Data

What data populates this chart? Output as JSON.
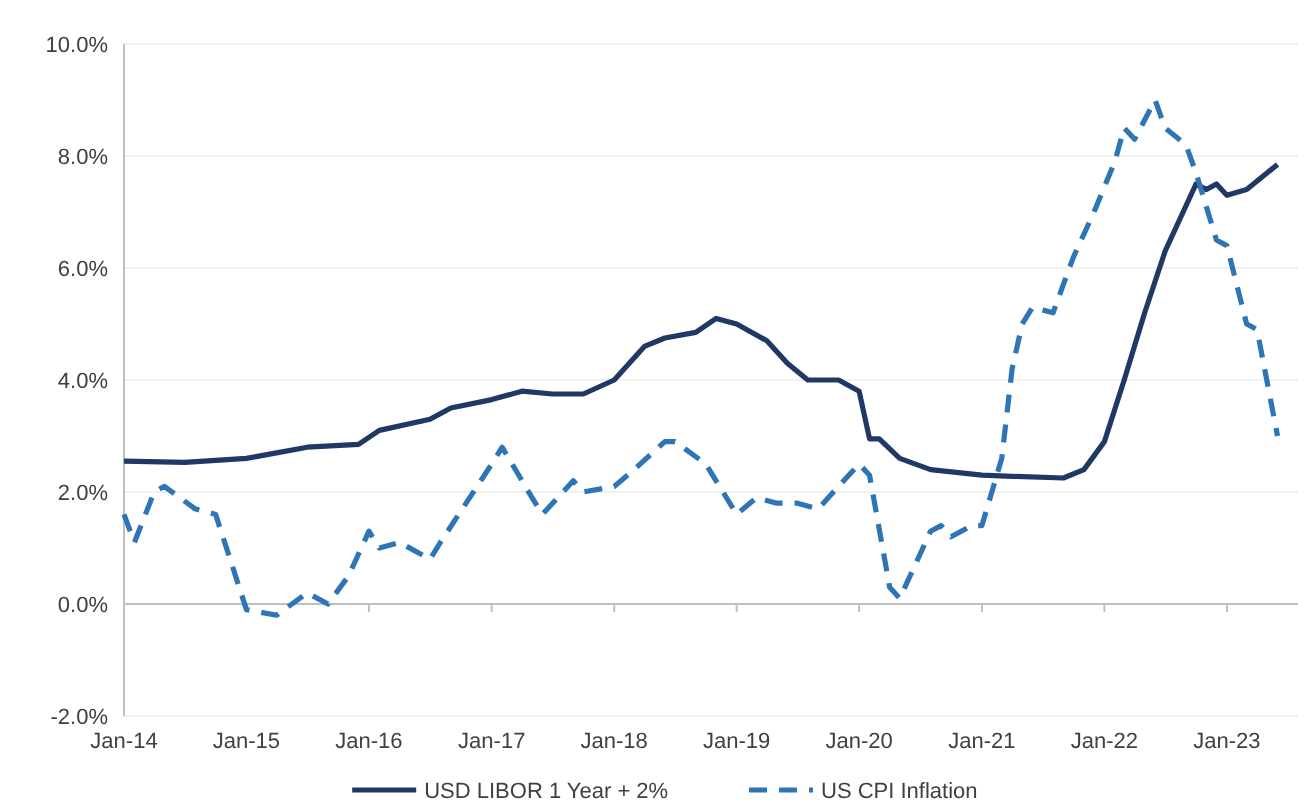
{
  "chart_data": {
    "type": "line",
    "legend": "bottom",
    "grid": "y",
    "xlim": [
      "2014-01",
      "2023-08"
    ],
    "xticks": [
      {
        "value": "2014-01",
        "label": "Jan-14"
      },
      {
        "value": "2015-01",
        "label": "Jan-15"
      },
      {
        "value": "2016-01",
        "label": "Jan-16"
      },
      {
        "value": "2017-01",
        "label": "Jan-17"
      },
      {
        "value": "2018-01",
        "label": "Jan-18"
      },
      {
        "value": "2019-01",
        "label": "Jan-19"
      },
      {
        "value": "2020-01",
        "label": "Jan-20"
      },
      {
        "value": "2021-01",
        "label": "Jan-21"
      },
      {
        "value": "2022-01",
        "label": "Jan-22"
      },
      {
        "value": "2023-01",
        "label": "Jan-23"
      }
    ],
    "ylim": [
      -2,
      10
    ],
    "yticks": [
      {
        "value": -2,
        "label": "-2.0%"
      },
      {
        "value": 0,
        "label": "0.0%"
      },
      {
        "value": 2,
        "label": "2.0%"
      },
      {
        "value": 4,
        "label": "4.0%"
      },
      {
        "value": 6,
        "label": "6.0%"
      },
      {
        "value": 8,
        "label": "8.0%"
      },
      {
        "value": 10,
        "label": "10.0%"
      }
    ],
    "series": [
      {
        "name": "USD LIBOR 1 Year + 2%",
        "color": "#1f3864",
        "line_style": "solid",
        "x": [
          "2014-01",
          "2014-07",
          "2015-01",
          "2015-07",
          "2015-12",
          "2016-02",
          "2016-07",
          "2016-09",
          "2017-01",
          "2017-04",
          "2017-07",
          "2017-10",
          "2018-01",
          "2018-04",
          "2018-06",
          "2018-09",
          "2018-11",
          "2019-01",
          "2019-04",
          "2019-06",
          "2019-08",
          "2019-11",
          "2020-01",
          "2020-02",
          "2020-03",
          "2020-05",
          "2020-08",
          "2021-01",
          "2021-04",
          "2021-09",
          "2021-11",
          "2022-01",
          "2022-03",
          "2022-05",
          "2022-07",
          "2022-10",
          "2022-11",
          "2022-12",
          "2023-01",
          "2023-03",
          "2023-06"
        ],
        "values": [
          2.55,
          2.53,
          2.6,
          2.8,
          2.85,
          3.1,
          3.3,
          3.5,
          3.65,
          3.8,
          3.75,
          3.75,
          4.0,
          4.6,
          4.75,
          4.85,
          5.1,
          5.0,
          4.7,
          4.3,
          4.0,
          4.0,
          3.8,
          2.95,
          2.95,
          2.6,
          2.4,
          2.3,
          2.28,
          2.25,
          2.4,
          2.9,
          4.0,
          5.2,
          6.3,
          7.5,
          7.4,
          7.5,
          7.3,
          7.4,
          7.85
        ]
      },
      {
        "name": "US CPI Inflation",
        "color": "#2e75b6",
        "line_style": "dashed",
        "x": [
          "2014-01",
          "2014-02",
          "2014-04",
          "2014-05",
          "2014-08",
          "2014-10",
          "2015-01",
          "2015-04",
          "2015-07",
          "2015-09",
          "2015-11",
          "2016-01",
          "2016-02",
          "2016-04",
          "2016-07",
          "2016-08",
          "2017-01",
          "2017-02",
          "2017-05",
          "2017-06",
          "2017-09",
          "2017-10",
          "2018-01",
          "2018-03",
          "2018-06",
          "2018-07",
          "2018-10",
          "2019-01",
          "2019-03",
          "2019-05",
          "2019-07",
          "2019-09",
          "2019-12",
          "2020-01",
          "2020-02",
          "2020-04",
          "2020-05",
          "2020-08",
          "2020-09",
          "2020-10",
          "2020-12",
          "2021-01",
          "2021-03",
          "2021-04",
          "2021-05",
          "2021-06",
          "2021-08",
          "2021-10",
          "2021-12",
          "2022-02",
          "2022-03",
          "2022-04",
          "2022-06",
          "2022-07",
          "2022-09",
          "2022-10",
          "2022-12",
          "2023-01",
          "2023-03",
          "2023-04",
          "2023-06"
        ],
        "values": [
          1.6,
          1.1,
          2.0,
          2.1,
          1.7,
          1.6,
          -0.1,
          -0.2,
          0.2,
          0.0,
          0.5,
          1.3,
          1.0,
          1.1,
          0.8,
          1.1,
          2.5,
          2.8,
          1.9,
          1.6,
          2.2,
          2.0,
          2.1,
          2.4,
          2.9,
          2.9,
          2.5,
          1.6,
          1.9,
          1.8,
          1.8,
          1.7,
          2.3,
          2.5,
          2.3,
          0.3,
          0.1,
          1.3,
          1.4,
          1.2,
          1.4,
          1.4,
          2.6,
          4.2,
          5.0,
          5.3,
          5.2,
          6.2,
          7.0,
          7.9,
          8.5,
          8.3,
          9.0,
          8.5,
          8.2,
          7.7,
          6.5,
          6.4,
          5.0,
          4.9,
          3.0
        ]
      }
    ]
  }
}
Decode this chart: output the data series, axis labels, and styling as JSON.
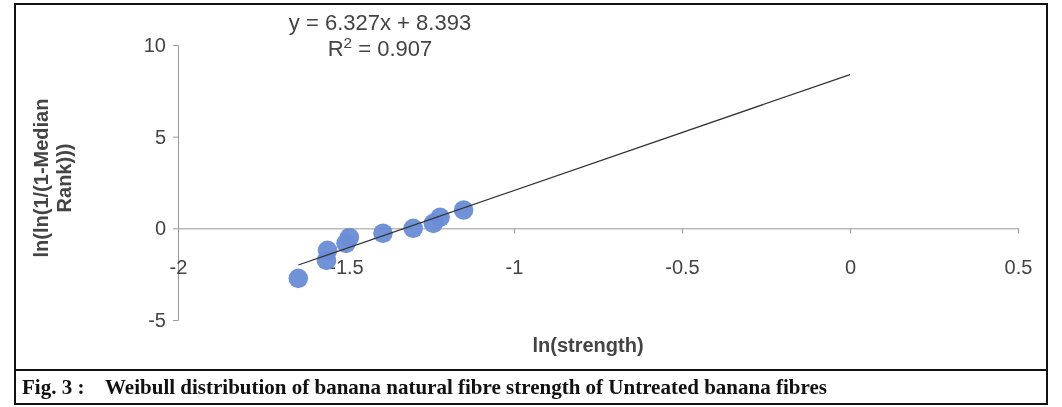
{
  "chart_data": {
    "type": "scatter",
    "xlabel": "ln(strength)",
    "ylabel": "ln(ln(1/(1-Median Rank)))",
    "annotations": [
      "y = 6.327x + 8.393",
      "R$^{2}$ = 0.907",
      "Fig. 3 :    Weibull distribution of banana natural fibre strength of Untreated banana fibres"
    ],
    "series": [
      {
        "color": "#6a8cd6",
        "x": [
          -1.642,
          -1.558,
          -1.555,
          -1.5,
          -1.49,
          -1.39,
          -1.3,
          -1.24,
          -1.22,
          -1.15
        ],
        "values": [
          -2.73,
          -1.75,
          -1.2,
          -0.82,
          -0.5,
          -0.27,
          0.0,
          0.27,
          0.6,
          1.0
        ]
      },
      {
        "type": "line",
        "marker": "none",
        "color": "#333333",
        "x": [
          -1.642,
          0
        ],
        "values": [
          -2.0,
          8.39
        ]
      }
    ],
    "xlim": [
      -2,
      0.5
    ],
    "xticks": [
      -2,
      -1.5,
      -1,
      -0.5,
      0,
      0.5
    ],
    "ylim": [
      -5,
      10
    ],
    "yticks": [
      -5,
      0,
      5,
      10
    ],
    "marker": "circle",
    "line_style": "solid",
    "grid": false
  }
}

What needs to be done
Without the pictures, return the entries exactly as they appear.

The reply
What data populates this chart? Output as JSON.
{
  "chart_data": {
    "type": "line",
    "legend": "bottom",
    "grid": "y",
    "xlim": [
      "2014-01",
      "2023-08"
    ],
    "xticks": [
      {
        "value": "2014-01",
        "label": "Jan-14"
      },
      {
        "value": "2015-01",
        "label": "Jan-15"
      },
      {
        "value": "2016-01",
        "label": "Jan-16"
      },
      {
        "value": "2017-01",
        "label": "Jan-17"
      },
      {
        "value": "2018-01",
        "label": "Jan-18"
      },
      {
        "value": "2019-01",
        "label": "Jan-19"
      },
      {
        "value": "2020-01",
        "label": "Jan-20"
      },
      {
        "value": "2021-01",
        "label": "Jan-21"
      },
      {
        "value": "2022-01",
        "label": "Jan-22"
      },
      {
        "value": "2023-01",
        "label": "Jan-23"
      }
    ],
    "ylim": [
      -2,
      10
    ],
    "yticks": [
      {
        "value": -2,
        "label": "-2.0%"
      },
      {
        "value": 0,
        "label": "0.0%"
      },
      {
        "value": 2,
        "label": "2.0%"
      },
      {
        "value": 4,
        "label": "4.0%"
      },
      {
        "value": 6,
        "label": "6.0%"
      },
      {
        "value": 8,
        "label": "8.0%"
      },
      {
        "value": 10,
        "label": "10.0%"
      }
    ],
    "series": [
      {
        "name": "USD LIBOR 1 Year + 2%",
        "color": "#1f3864",
        "line_style": "solid",
        "x": [
          "2014-01",
          "2014-07",
          "2015-01",
          "2015-07",
          "2015-12",
          "2016-02",
          "2016-07",
          "2016-09",
          "2017-01",
          "2017-04",
          "2017-07",
          "2017-10",
          "2018-01",
          "2018-04",
          "2018-06",
          "2018-09",
          "2018-11",
          "2019-01",
          "2019-04",
          "2019-06",
          "2019-08",
          "2019-11",
          "2020-01",
          "2020-02",
          "2020-03",
          "2020-05",
          "2020-08",
          "2021-01",
          "2021-04",
          "2021-09",
          "2021-11",
          "2022-01",
          "2022-03",
          "2022-05",
          "2022-07",
          "2022-10",
          "2022-11",
          "2022-12",
          "2023-01",
          "2023-03",
          "2023-06"
        ],
        "values": [
          2.55,
          2.53,
          2.6,
          2.8,
          2.85,
          3.1,
          3.3,
          3.5,
          3.65,
          3.8,
          3.75,
          3.75,
          4.0,
          4.6,
          4.75,
          4.85,
          5.1,
          5.0,
          4.7,
          4.3,
          4.0,
          4.0,
          3.8,
          2.95,
          2.95,
          2.6,
          2.4,
          2.3,
          2.28,
          2.25,
          2.4,
          2.9,
          4.0,
          5.2,
          6.3,
          7.5,
          7.4,
          7.5,
          7.3,
          7.4,
          7.85
        ]
      },
      {
        "name": "US CPI Inflation",
        "color": "#2e75b6",
        "line_style": "dashed",
        "x": [
          "2014-01",
          "2014-02",
          "2014-04",
          "2014-05",
          "2014-08",
          "2014-10",
          "2015-01",
          "2015-04",
          "2015-07",
          "2015-09",
          "2015-11",
          "2016-01",
          "2016-02",
          "2016-04",
          "2016-07",
          "2016-08",
          "2017-01",
          "2017-02",
          "2017-05",
          "2017-06",
          "2017-09",
          "2017-10",
          "2018-01",
          "2018-03",
          "2018-06",
          "2018-07",
          "2018-10",
          "2019-01",
          "2019-03",
          "2019-05",
          "2019-07",
          "2019-09",
          "2019-12",
          "2020-01",
          "2020-02",
          "2020-04",
          "2020-05",
          "2020-08",
          "2020-09",
          "2020-10",
          "2020-12",
          "2021-01",
          "2021-03",
          "2021-04",
          "2021-05",
          "2021-06",
          "2021-08",
          "2021-10",
          "2021-12",
          "2022-02",
          "2022-03",
          "2022-04",
          "2022-06",
          "2022-07",
          "2022-09",
          "2022-10",
          "2022-12",
          "2023-01",
          "2023-03",
          "2023-04",
          "2023-06"
        ],
        "values": [
          1.6,
          1.1,
          2.0,
          2.1,
          1.7,
          1.6,
          -0.1,
          -0.2,
          0.2,
          0.0,
          0.5,
          1.3,
          1.0,
          1.1,
          0.8,
          1.1,
          2.5,
          2.8,
          1.9,
          1.6,
          2.2,
          2.0,
          2.1,
          2.4,
          2.9,
          2.9,
          2.5,
          1.6,
          1.9,
          1.8,
          1.8,
          1.7,
          2.3,
          2.5,
          2.3,
          0.3,
          0.1,
          1.3,
          1.4,
          1.2,
          1.4,
          1.4,
          2.6,
          4.2,
          5.0,
          5.3,
          5.2,
          6.2,
          7.0,
          7.9,
          8.5,
          8.3,
          9.0,
          8.5,
          8.2,
          7.7,
          6.5,
          6.4,
          5.0,
          4.9,
          3.0
        ]
      }
    ]
  }
}
Decode this chart: output the data series, axis labels, and styling as JSON.
{
  "chart_data": {
    "type": "scatter",
    "xlabel": "ln(strength)",
    "ylabel": "ln(ln(1/(1-Median Rank)))",
    "annotations": [
      "y = 6.327x + 8.393",
      "R$^{2}$ = 0.907",
      "Fig. 3 :    Weibull distribution of banana natural fibre strength of Untreated banana fibres"
    ],
    "series": [
      {
        "color": "#6a8cd6",
        "x": [
          -1.642,
          -1.558,
          -1.555,
          -1.5,
          -1.49,
          -1.39,
          -1.3,
          -1.24,
          -1.22,
          -1.15
        ],
        "values": [
          -2.73,
          -1.75,
          -1.2,
          -0.82,
          -0.5,
          -0.27,
          0.0,
          0.27,
          0.6,
          1.0
        ]
      },
      {
        "type": "line",
        "marker": "none",
        "color": "#333333",
        "x": [
          -1.642,
          0
        ],
        "values": [
          -2.0,
          8.39
        ]
      }
    ],
    "xlim": [
      -2,
      0.5
    ],
    "xticks": [
      -2,
      -1.5,
      -1,
      -0.5,
      0,
      0.5
    ],
    "ylim": [
      -5,
      10
    ],
    "yticks": [
      -5,
      0,
      5,
      10
    ],
    "marker": "circle",
    "line_style": "solid",
    "grid": false
  }
}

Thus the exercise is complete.